Data records:
— Start —
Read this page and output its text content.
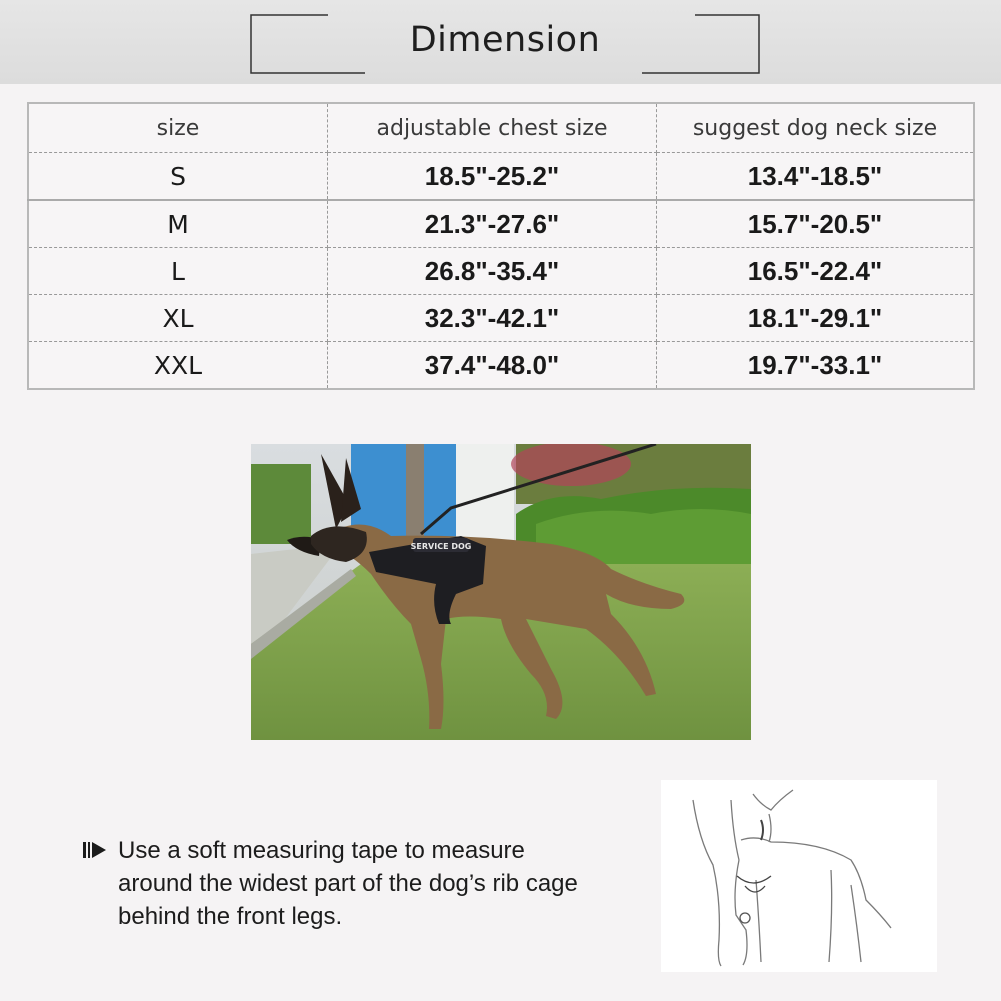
Dimension
size	adjustable chest size	suggest dog neck size
S	18.5"-25.2"	13.4"-18.5"
M	21.3"-27.6"	15.7"-20.5"
L	26.8"-35.4"	16.5"-22.4"
XL	32.3"-42.1"	18.1"-29.1"
XXL	37.4"-48.0"	19.7"-33.1"
SERVICE DOG
Use a soft measuring tape to measure around the widest part of the dog’s rib cage behind the front legs.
— End —
**WHAT NEEDS TO BE DONE**:
Make a verbatim copy of all the entries and strip out the pictures.

**RESPONSE TO THE EXERCISE**:
Read this page and output its text content.
Dimension
size	adjustable chest size	suggest dog neck size
S	18.5"-25.2"	13.4"-18.5"
M	21.3"-27.6"	15.7"-20.5"
L	26.8"-35.4"	16.5"-22.4"
XL	32.3"-42.1"	18.1"-29.1"
XXL	37.4"-48.0"	19.7"-33.1"
SERVICE DOG
Use a soft measuring tape to measure around the widest part of the dog’s rib cage behind the front legs.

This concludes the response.